Search the material for the word "Information" and copy each line that holds it.

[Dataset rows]
▼
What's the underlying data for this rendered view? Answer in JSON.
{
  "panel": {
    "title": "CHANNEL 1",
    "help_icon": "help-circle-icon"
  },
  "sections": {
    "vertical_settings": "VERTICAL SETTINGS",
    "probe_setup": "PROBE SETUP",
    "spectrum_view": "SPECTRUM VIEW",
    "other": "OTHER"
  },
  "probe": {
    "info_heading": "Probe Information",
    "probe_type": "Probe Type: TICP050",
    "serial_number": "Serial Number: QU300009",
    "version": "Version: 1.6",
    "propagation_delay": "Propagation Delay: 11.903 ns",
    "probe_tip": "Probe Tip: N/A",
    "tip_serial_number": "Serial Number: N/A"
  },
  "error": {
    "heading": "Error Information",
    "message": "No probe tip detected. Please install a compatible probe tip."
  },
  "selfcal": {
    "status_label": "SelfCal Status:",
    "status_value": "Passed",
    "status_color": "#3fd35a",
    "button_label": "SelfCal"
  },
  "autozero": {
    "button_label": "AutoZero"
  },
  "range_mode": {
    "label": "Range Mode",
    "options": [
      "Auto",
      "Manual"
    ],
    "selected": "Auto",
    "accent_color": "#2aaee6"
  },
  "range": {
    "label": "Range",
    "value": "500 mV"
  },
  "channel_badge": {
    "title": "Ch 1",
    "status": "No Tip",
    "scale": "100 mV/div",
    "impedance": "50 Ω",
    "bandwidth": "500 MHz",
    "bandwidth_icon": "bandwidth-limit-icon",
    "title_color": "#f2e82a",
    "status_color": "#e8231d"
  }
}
▲
**Written solution**
    "info_heading": "Probe Information",
    "heading": "Error Information",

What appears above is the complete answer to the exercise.